Dataset rows

◇ ◇ ◇ ◇ ◇ ◇ ◇

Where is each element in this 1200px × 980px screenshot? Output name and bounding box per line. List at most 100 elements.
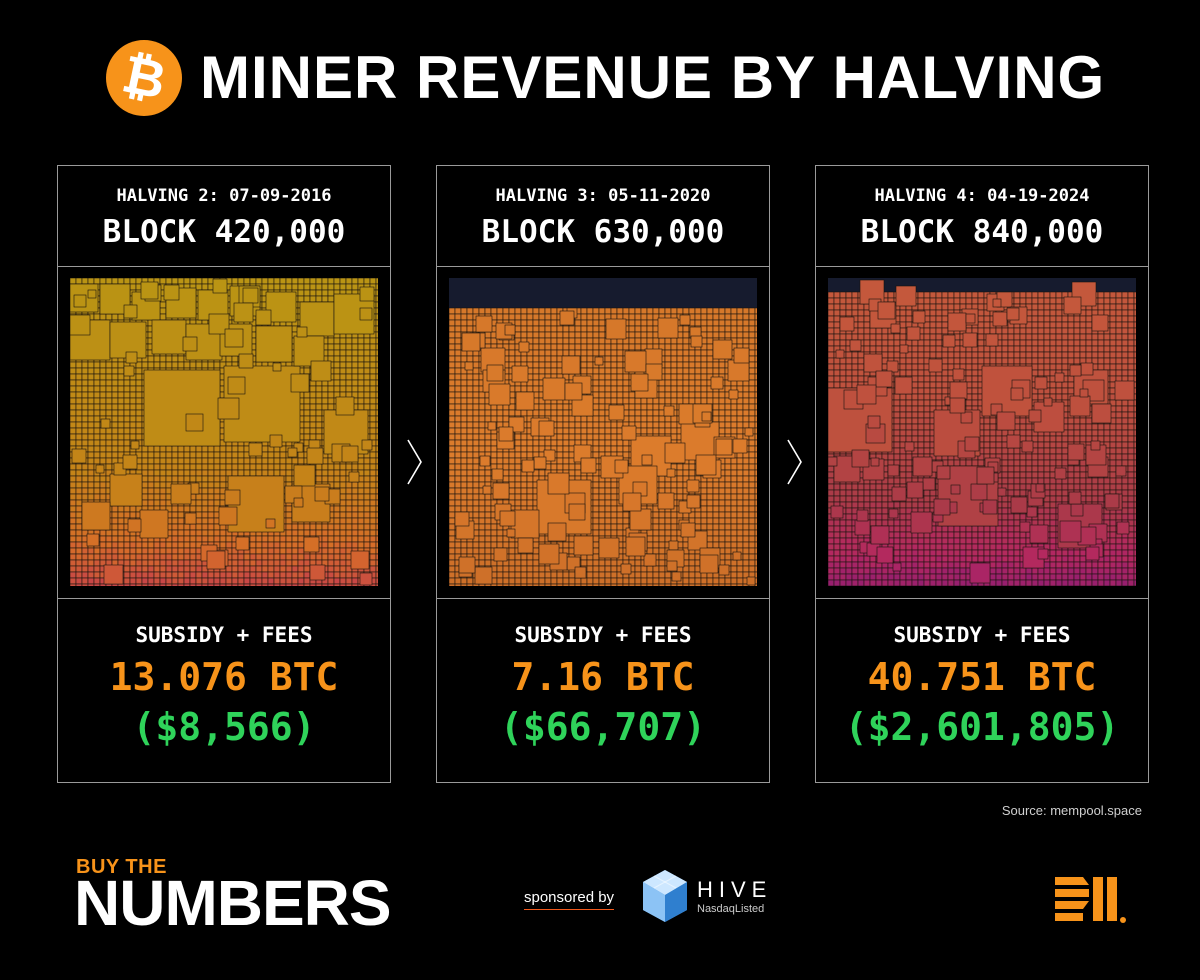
transaction-cell — [610, 307, 618, 315]
transaction-cell — [129, 505, 137, 513]
transaction-cell — [460, 385, 468, 393]
transaction-cell — [87, 463, 95, 471]
transaction-cell — [267, 583, 275, 586]
transaction-cell — [207, 511, 215, 519]
transaction-cell — [375, 415, 378, 423]
transaction-cell — [70, 278, 77, 285]
transaction-cell — [604, 397, 612, 405]
transaction-cell — [550, 367, 558, 375]
transaction-cell — [550, 409, 558, 417]
transaction-cell — [141, 487, 149, 495]
transaction-cell — [279, 283, 287, 291]
transaction-cell — [207, 529, 215, 537]
transaction-cell — [556, 337, 564, 345]
transaction-cell — [129, 547, 137, 555]
transaction-cell — [706, 493, 714, 501]
transaction-cell — [628, 409, 636, 417]
transaction-cell — [201, 493, 209, 501]
transaction-cell — [610, 355, 618, 363]
transaction-cell — [484, 331, 492, 339]
transaction-cell — [538, 343, 546, 351]
transaction-cell — [694, 391, 702, 399]
transaction-cell — [514, 331, 522, 339]
transaction-cell — [664, 343, 672, 351]
transaction-cell — [129, 379, 137, 387]
transaction-cell — [309, 391, 317, 399]
transaction-cell — [327, 577, 335, 585]
transaction-cell — [207, 571, 215, 579]
transaction-cell — [652, 337, 660, 345]
transaction-cell — [712, 313, 720, 321]
transaction-cell — [339, 337, 347, 345]
transaction-cell — [279, 547, 287, 555]
transaction-cell — [538, 439, 546, 447]
transaction-cell — [454, 499, 462, 507]
transaction-cell — [562, 439, 570, 447]
transaction-cell — [345, 493, 353, 501]
transaction-cell — [375, 457, 378, 465]
transaction-cell — [610, 493, 618, 501]
transaction-cell — [736, 481, 744, 489]
transaction-cell — [183, 445, 191, 453]
transaction-cell — [748, 397, 756, 405]
transaction-cell — [153, 571, 161, 579]
transaction-cell — [598, 487, 606, 495]
transaction-cell — [736, 529, 744, 537]
transaction-cell — [217, 397, 240, 420]
transaction-cell — [496, 313, 504, 321]
transaction-cell — [562, 541, 570, 549]
transaction-cell — [363, 505, 371, 513]
transaction-cell — [195, 535, 203, 543]
transaction-cell — [75, 499, 83, 507]
transaction-cell — [586, 343, 594, 351]
transaction-cell — [183, 571, 191, 579]
transaction-cell — [111, 385, 119, 393]
transaction-cell — [369, 547, 377, 555]
transaction-cell — [460, 307, 468, 315]
transaction-cell — [478, 535, 486, 543]
transaction-cell — [369, 385, 377, 393]
transaction-cell — [754, 385, 757, 393]
transaction-cell — [742, 409, 750, 417]
transaction-cell — [742, 469, 750, 477]
transaction-cell — [285, 511, 293, 519]
transaction-cell — [125, 351, 138, 364]
transaction-cell — [478, 547, 486, 555]
transaction-cell — [538, 331, 546, 339]
transaction-cell — [339, 385, 347, 393]
transaction-cell — [616, 361, 624, 369]
transaction-cell — [562, 337, 570, 345]
transaction-cell — [592, 391, 600, 399]
transaction-cell — [610, 361, 618, 369]
transaction-cell — [490, 439, 498, 447]
transaction-cell — [291, 523, 299, 531]
transaction-cell — [243, 577, 251, 585]
transaction-cell — [580, 367, 588, 375]
transaction-cell — [219, 541, 227, 549]
transaction-cell — [339, 499, 347, 507]
transaction-cell — [159, 301, 167, 309]
transaction-cell — [81, 421, 89, 429]
transaction-cell — [297, 571, 305, 579]
transaction-cell — [736, 523, 744, 531]
transaction-cell — [520, 331, 528, 339]
transaction-cell — [189, 541, 197, 549]
transaction-cell — [363, 457, 371, 465]
transaction-cell — [508, 457, 516, 465]
transaction-cell — [622, 439, 630, 447]
transaction-cell — [87, 487, 95, 495]
transaction-cell — [135, 391, 143, 399]
transaction-cell — [556, 457, 564, 465]
transaction-cell — [339, 535, 347, 543]
transaction-cell — [586, 415, 594, 423]
transaction-cell — [327, 571, 335, 579]
transaction-cell — [291, 571, 299, 579]
transaction-cell — [333, 379, 341, 387]
transaction-cell — [171, 469, 179, 477]
transaction-cell — [111, 409, 119, 417]
transaction-cell — [598, 337, 606, 345]
transaction-cell — [586, 427, 594, 435]
transaction-cell — [369, 583, 377, 586]
transaction-cell — [526, 439, 534, 447]
transaction-cell — [676, 463, 684, 471]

◇ ◇ ◇ ◇ ◇ ◇ ◇

Task goal -
Reproduce every line of the material above verbatim, omitting the picture placeholders.

Correct output -
Where is each element in this 1200px × 980px screenshot? Output name and bounding box per line. List at most 100 elements.
transaction-cell — [610, 307, 618, 315]
transaction-cell — [129, 505, 137, 513]
transaction-cell — [460, 385, 468, 393]
transaction-cell — [87, 463, 95, 471]
transaction-cell — [267, 583, 275, 586]
transaction-cell — [207, 511, 215, 519]
transaction-cell — [375, 415, 378, 423]
transaction-cell — [70, 278, 77, 285]
transaction-cell — [604, 397, 612, 405]
transaction-cell — [550, 367, 558, 375]
transaction-cell — [550, 409, 558, 417]
transaction-cell — [141, 487, 149, 495]
transaction-cell — [279, 283, 287, 291]
transaction-cell — [207, 529, 215, 537]
transaction-cell — [556, 337, 564, 345]
transaction-cell — [129, 547, 137, 555]
transaction-cell — [706, 493, 714, 501]
transaction-cell — [628, 409, 636, 417]
transaction-cell — [201, 493, 209, 501]
transaction-cell — [610, 355, 618, 363]
transaction-cell — [484, 331, 492, 339]
transaction-cell — [538, 343, 546, 351]
transaction-cell — [694, 391, 702, 399]
transaction-cell — [514, 331, 522, 339]
transaction-cell — [664, 343, 672, 351]
transaction-cell — [129, 379, 137, 387]
transaction-cell — [309, 391, 317, 399]
transaction-cell — [327, 577, 335, 585]
transaction-cell — [207, 571, 215, 579]
transaction-cell — [652, 337, 660, 345]
transaction-cell — [712, 313, 720, 321]
transaction-cell — [339, 337, 347, 345]
transaction-cell — [279, 547, 287, 555]
transaction-cell — [538, 439, 546, 447]
transaction-cell — [454, 499, 462, 507]
transaction-cell — [562, 439, 570, 447]
transaction-cell — [345, 493, 353, 501]
transaction-cell — [375, 457, 378, 465]
transaction-cell — [610, 493, 618, 501]
transaction-cell — [736, 481, 744, 489]
transaction-cell — [183, 445, 191, 453]
transaction-cell — [748, 397, 756, 405]
transaction-cell — [153, 571, 161, 579]
transaction-cell — [598, 487, 606, 495]
transaction-cell — [736, 529, 744, 537]
transaction-cell — [217, 397, 240, 420]
transaction-cell — [496, 313, 504, 321]
transaction-cell — [562, 541, 570, 549]
transaction-cell — [363, 505, 371, 513]
transaction-cell — [195, 535, 203, 543]
transaction-cell — [75, 499, 83, 507]
transaction-cell — [586, 343, 594, 351]
transaction-cell — [183, 571, 191, 579]
transaction-cell — [111, 385, 119, 393]
transaction-cell — [369, 547, 377, 555]
transaction-cell — [460, 307, 468, 315]
transaction-cell — [478, 535, 486, 543]
transaction-cell — [369, 385, 377, 393]
transaction-cell — [754, 385, 757, 393]
transaction-cell — [742, 409, 750, 417]
transaction-cell — [742, 469, 750, 477]
transaction-cell — [285, 511, 293, 519]
transaction-cell — [125, 351, 138, 364]
transaction-cell — [478, 547, 486, 555]
transaction-cell — [538, 331, 546, 339]
transaction-cell — [339, 385, 347, 393]
transaction-cell — [616, 361, 624, 369]
transaction-cell — [562, 337, 570, 345]
transaction-cell — [592, 391, 600, 399]
transaction-cell — [610, 361, 618, 369]
transaction-cell — [490, 439, 498, 447]
transaction-cell — [291, 523, 299, 531]
transaction-cell — [243, 577, 251, 585]
transaction-cell — [580, 367, 588, 375]
transaction-cell — [219, 541, 227, 549]
transaction-cell — [339, 499, 347, 507]
transaction-cell — [159, 301, 167, 309]
transaction-cell — [81, 421, 89, 429]
transaction-cell — [297, 571, 305, 579]
transaction-cell — [736, 523, 744, 531]
transaction-cell — [520, 331, 528, 339]
transaction-cell — [189, 541, 197, 549]
transaction-cell — [363, 457, 371, 465]
transaction-cell — [508, 457, 516, 465]
transaction-cell — [622, 439, 630, 447]
transaction-cell — [87, 487, 95, 495]
transaction-cell — [135, 391, 143, 399]
transaction-cell — [556, 457, 564, 465]
transaction-cell — [339, 535, 347, 543]
transaction-cell — [586, 415, 594, 423]
transaction-cell — [327, 571, 335, 579]
transaction-cell — [291, 571, 299, 579]
transaction-cell — [333, 379, 341, 387]
transaction-cell — [171, 469, 179, 477]
transaction-cell — [111, 409, 119, 417]
transaction-cell — [598, 337, 606, 345]
transaction-cell — [586, 427, 594, 435]
transaction-cell — [369, 583, 377, 586]
transaction-cell — [526, 439, 534, 447]
transaction-cell — [676, 463, 684, 471]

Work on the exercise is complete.